*** DATA EXCERPTS ***
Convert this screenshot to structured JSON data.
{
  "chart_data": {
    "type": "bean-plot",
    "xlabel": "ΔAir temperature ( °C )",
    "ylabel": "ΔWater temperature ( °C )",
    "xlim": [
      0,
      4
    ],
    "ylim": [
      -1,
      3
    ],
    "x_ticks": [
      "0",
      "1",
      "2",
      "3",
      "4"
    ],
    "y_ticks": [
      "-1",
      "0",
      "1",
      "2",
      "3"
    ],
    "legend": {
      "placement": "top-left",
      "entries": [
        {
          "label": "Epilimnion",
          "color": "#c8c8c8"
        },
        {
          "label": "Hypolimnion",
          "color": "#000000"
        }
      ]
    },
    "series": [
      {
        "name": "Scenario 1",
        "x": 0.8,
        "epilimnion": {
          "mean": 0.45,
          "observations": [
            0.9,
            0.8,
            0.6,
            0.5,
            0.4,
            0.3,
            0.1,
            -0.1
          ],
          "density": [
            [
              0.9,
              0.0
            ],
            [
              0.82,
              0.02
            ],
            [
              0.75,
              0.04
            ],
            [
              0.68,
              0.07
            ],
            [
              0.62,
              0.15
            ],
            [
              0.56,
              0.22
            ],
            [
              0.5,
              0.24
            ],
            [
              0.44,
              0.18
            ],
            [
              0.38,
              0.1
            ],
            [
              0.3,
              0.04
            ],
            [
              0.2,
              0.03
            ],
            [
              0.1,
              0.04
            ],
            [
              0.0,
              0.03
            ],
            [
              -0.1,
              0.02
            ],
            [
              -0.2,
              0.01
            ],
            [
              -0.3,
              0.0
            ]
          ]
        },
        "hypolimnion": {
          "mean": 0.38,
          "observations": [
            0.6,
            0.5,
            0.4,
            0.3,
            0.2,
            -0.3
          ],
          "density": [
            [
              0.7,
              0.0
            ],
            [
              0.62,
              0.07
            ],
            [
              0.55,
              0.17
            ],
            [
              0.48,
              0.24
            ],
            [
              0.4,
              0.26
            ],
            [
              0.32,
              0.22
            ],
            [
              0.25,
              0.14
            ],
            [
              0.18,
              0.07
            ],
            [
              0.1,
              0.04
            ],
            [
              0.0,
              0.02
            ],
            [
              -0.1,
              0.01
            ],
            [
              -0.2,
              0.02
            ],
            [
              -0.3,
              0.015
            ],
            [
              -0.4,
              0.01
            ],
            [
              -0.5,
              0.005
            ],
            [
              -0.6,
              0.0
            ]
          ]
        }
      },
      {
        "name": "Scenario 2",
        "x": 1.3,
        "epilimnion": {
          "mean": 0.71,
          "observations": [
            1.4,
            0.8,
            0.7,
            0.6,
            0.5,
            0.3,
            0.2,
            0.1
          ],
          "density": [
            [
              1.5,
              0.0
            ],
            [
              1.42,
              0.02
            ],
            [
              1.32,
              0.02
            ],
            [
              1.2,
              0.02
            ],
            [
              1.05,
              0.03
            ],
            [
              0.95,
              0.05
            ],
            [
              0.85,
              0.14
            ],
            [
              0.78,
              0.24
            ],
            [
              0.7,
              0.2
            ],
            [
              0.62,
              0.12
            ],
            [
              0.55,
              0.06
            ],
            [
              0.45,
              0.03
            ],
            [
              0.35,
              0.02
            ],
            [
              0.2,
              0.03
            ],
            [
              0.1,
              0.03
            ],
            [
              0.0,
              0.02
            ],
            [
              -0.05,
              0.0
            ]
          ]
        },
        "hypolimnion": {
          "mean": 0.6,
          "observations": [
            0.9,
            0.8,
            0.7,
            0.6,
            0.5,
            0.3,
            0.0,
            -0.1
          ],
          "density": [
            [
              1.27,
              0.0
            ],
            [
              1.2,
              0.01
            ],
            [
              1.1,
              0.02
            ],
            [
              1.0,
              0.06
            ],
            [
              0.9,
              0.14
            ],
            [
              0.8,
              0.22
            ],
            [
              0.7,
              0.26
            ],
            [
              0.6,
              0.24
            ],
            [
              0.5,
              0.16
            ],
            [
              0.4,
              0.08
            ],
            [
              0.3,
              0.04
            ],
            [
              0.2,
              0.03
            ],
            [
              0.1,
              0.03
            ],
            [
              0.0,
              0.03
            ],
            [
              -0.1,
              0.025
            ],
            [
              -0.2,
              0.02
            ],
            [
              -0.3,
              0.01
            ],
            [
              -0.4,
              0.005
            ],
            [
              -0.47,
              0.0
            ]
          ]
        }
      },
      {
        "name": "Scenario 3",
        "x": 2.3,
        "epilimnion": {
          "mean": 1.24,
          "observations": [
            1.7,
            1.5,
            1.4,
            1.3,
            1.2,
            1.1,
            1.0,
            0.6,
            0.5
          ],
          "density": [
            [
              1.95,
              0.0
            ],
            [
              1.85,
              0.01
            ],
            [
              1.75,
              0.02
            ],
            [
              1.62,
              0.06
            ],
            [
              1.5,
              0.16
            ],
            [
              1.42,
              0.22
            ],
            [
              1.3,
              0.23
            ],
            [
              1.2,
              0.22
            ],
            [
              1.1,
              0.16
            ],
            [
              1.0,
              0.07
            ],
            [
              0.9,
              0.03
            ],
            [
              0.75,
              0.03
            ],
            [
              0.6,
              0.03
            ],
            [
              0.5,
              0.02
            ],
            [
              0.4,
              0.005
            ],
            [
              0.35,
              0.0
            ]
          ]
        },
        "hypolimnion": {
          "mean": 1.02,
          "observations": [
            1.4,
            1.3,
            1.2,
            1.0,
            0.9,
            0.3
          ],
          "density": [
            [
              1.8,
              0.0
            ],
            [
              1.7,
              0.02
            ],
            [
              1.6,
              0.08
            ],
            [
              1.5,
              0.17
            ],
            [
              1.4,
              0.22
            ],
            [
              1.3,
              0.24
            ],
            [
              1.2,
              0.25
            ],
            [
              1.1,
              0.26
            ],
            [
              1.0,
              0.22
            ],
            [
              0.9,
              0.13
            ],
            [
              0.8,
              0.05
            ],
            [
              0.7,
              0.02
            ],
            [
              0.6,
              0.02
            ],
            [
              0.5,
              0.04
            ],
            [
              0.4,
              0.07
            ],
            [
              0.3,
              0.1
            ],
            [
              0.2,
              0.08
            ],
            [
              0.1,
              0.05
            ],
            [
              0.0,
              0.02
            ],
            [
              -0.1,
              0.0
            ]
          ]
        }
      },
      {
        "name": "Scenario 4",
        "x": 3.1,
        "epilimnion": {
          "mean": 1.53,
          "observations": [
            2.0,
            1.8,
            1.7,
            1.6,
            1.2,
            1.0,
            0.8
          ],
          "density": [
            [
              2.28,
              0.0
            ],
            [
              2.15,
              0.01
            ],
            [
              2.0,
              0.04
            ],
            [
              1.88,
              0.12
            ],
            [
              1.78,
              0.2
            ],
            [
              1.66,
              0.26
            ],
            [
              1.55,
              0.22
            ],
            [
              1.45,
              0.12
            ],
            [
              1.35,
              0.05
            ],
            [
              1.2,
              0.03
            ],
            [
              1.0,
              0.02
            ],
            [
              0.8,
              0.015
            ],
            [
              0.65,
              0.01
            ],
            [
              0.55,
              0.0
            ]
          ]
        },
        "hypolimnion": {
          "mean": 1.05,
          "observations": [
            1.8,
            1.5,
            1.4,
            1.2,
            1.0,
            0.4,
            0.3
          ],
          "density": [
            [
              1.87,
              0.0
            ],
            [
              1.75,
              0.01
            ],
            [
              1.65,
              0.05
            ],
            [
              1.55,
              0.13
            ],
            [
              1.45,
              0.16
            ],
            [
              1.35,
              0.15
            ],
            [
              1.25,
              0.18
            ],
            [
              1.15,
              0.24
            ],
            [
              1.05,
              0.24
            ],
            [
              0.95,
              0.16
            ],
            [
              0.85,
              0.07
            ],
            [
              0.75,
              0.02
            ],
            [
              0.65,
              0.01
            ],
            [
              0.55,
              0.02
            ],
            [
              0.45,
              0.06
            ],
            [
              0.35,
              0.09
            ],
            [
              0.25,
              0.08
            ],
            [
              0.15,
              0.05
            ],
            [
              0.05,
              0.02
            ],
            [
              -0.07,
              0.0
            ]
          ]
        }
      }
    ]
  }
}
***
WORK INSTRUCTIONS
Filter the records for lines holding the string "temperature". Copy each one.

CORRECT ANSWER
    "xlabel": "ΔAir temperature ( °C )",
    "ylabel": "ΔWater temperature ( °C )",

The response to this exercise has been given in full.